• GIVEN REQUEST: Your task is to copy each line that has the word "których".

• DATASET ROWS:
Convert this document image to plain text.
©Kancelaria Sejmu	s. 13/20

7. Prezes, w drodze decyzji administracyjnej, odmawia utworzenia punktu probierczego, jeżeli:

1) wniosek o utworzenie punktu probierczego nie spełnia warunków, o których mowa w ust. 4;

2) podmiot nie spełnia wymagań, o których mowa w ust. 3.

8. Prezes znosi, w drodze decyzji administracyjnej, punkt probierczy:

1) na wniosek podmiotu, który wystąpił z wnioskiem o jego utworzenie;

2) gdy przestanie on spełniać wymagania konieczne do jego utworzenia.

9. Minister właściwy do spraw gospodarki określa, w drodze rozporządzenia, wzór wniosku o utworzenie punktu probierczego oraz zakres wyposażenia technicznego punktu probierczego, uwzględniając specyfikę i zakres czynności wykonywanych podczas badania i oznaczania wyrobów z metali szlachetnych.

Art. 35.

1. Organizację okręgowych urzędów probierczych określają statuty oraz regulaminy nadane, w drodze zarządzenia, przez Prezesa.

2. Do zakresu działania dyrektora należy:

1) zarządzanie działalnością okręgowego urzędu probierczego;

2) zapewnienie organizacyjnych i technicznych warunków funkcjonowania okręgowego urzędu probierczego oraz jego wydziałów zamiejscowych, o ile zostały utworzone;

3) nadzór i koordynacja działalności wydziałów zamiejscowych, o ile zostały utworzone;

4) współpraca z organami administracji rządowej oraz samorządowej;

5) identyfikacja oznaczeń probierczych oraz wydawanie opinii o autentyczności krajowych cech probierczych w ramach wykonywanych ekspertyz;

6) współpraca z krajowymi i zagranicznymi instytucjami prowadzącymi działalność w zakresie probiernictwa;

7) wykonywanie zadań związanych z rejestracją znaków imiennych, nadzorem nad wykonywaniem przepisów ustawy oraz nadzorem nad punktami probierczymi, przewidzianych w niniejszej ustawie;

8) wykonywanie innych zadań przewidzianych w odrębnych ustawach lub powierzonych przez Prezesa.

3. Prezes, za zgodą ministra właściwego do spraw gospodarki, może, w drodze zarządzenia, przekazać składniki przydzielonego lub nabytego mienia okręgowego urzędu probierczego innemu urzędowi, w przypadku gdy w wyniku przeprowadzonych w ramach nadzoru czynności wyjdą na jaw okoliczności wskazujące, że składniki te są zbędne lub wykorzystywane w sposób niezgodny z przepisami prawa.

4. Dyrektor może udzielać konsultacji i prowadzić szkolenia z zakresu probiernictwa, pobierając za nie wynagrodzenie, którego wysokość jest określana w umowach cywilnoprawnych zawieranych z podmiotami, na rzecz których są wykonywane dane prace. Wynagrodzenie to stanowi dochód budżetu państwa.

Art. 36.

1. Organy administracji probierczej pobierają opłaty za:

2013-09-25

• FULL ANSWER:
1) wniosek o utworzenie punktu probierczego nie spełnia warunków, o których mowa w ust. 4;
2) podmiot nie spełnia wymagań, o których mowa w ust. 3.
4. Dyrektor może udzielać konsultacji i prowadzić szkolenia z zakresu probiernictwa, pobierając za nie wynagrodzenie, którego wysokość jest określana w umowach cywilnoprawnych zawieranych z podmiotami, na rzecz których są wykonywane dane prace. Wynagrodzenie to stanowi dochód budżetu państwa.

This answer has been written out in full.